◆ Stated problem:
Report every line in the listing that contains the string "image".

◆ Record set:
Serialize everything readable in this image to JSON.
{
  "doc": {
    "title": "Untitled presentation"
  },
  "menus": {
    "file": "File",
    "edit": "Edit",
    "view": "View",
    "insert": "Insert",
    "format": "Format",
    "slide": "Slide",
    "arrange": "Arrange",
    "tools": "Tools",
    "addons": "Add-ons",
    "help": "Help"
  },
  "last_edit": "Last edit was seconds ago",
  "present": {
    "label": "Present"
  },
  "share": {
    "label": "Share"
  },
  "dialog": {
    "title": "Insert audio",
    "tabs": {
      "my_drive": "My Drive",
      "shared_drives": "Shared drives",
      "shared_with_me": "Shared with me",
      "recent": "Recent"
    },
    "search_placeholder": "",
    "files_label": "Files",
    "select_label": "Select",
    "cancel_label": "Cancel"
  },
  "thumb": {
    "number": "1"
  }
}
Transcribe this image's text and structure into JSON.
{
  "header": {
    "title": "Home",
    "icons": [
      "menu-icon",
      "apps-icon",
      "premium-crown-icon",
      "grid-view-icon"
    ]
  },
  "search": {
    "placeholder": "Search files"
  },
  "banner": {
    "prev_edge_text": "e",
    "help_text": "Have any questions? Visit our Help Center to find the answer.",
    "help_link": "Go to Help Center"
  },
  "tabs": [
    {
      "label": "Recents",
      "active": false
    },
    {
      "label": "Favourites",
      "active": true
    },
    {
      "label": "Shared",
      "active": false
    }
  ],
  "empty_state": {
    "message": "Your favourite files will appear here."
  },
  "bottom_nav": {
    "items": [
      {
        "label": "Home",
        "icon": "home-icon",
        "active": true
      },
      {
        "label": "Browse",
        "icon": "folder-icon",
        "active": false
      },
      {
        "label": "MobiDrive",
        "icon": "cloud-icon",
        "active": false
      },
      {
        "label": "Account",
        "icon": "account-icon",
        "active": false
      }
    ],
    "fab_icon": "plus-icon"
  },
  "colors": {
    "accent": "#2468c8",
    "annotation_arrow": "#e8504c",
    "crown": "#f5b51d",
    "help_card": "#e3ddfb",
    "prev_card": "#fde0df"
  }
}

◆ Written solution:
Serialize everything readable in this image to JSON.
Transcribe this image's text and structure into JSON.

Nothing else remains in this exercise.